This is how free jazz dreams: patiently, because the universe is patient. This is what free jazz dreams about: it’s less complicated than you would expect, moving slower than standard time-lapse dream life, ruminating on ideas both abstract and expansive.


Meditation comes before prescience in the subconscious state of formless music. Its fantasies are abrupt chasms of nothing, the kind of untouchable hollows that haunt insomniacs.


Aarktica’s Bleeding Light is a manifestation of this concept: its contents exist in a foggy state of perpetual repetition and redundancy. Sonically, Bleeding Light is deeply indebted to the in-between passages found in Talk Talk’s Spirit of Eden or Laughing Stock, those moments of unsettling placidity where jazz, pop, and sound manipulation are all suggested. Like a waking dream or a sleeping reality, Aarktica (multi-instrumentalist Jon DeRosa with a handful of guest musicians) performs where edges aren’t defined, depths aren’t charted, and space, in that moment, is infinite.

_INFORMATION SHOWN_.
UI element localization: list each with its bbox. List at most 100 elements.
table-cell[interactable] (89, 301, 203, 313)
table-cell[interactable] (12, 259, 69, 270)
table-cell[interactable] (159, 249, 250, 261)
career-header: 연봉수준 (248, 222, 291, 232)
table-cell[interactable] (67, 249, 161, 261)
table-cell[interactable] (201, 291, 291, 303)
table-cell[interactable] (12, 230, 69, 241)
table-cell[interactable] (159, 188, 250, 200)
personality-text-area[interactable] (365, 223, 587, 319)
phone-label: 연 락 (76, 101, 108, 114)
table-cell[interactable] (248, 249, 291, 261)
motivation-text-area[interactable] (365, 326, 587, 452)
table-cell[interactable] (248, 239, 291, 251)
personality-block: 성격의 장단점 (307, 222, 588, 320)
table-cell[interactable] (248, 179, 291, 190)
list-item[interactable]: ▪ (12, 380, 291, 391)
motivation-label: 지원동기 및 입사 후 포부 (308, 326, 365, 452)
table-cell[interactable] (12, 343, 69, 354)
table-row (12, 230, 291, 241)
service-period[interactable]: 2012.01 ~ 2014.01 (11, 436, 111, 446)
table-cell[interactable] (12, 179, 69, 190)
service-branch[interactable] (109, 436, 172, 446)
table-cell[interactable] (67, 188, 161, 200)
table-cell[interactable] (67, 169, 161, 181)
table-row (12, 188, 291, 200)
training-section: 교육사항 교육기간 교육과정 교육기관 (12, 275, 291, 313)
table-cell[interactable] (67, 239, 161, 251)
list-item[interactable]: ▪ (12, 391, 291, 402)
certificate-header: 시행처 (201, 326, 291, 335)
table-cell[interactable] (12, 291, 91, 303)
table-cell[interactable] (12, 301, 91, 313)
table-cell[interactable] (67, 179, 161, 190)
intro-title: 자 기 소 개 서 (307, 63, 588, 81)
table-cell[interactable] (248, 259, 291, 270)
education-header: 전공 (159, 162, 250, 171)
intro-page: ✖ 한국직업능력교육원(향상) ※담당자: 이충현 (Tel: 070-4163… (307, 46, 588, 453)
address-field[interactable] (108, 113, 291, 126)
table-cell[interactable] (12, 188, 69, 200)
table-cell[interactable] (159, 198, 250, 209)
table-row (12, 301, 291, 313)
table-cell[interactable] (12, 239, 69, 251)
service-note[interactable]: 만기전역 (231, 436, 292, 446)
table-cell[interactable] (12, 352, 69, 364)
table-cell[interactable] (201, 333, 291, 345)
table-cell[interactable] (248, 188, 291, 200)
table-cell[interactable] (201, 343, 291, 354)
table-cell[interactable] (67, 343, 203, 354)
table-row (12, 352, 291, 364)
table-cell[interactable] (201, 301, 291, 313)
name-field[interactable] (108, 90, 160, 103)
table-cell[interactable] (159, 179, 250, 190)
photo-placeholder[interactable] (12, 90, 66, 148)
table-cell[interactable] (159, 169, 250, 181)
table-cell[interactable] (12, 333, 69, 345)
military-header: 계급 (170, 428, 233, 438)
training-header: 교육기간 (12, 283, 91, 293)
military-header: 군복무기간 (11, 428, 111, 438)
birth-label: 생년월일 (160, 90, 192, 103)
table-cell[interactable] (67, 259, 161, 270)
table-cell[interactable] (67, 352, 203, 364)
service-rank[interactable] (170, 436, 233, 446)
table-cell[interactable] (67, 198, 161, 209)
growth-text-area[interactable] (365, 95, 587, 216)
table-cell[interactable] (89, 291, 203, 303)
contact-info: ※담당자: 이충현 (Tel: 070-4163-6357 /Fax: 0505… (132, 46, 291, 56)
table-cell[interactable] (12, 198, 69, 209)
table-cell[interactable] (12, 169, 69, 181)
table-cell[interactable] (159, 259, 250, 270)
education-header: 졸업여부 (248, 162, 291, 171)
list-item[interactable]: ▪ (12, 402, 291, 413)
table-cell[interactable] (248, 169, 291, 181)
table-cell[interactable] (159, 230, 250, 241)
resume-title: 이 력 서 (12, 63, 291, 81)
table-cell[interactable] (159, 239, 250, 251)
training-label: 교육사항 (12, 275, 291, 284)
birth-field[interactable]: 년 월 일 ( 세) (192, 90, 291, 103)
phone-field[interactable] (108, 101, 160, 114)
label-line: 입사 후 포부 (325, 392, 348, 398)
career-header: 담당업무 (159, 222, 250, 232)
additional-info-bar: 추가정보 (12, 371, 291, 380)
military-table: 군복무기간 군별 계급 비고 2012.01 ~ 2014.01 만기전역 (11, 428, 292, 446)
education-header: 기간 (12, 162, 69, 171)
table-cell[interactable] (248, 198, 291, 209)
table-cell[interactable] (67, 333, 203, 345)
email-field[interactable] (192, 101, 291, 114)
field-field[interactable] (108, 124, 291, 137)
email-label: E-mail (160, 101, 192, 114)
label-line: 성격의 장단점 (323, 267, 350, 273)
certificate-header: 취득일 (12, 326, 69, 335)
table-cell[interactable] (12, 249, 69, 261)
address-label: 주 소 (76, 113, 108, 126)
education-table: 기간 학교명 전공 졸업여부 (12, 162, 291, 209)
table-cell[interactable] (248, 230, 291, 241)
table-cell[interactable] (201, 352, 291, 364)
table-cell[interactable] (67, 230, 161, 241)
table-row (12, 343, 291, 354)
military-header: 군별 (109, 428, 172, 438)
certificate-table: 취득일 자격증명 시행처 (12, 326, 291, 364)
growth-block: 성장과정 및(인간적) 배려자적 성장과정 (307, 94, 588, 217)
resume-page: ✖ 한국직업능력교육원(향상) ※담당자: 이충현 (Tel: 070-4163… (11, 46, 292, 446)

_LIST OF TASKS_.
**A.** From the Bleeding Light review, echo the passage from "This is how" up to and including "that haunt insomniacs.".
**B.** Condense the paragraph of the Bleeding Light review that begins "Aarktica’s Bleeding Light is a manifestation" into a short bulleted list, keeping its main facts.
**C.** Finish out the next part of the Bleeding Light review, picking up after its last sentence.
The material isn't needed for any of this.

_SOLVED TASKS_.
**A.**
This is how free jazz dreams: patiently, because the universe is patient. This is what free jazz dreams about: it’s less complicated than you would expect, moving slower than standard time-lapse dream life, ruminating on ideas both abstract and expansive.


Meditation comes before prescience in the subconscious state of formless music. Its fantasies are abrupt chasms of nothing, the kind of untouchable hollows that haunt insomniacs.

**B.**
- Aarktica’s Bleeding Light embodies this concept, its contents caught in a foggy state of constant repetition and redundancy.
- Its sound owes much to the in-between passages of Talk Talk’s Spirit of Eden and Laughing Stock, unsettlingly placid moments that suggest jazz, pop, and sound manipulation.
- Aarktica (multi-instrumentalist Jon DeRosa plus a few guest musicians) performs where edges are undefined, depths uncharted, and space, in that moment, infinite.

**C.**
A rotating infinity is what Bleeding Light serves to provide on its best tracks. These extended drones offer the possibility of revelation beyond their deceivingly reiterative surfaces. “A Shadow Knife (Draws the Bleeding Light)”, the eight minute instrumental centerpiece of the album, is a strong example of this comforting movement, cyclical and concentrated. The song is a steadying swirl, trumpet and saxophone hovering around a programmed beat and trancelike guitar; its centripetal pull is reinforced with an added breakbeat. More unsteady and ominous is the opening incantation “Depression Modern”: unsteady because it feels like it could split open and bleed at any moment, provoked by the slither of tongue-stoked reeds; ominous because its loops—a pounding chord, a backwards wavelength—support doubtful vocals. “I have seen this night before / I remember it in theory,” DeRosa sings, anemically, under the ebb and flow of the pulsing instrumentation. “I have seen this night before / Or else I made it up completely.” Most impressive is the closing title track, a loop of drums and guttural sitar that churn like a drugged, uncomplicated “Tomorrow Never Knows”. This creation is a core-bound twister, structurally tight and exceedingly simple, a shoegazing zone-out that develops its distilled swoon from utter focus. DeRosa negotiates its muddy spin cycle with a resilient mantra: “Come on baby, gonna make it through the night / Gotta waste nearly half our lives before we find the beacon of the bleeding light”.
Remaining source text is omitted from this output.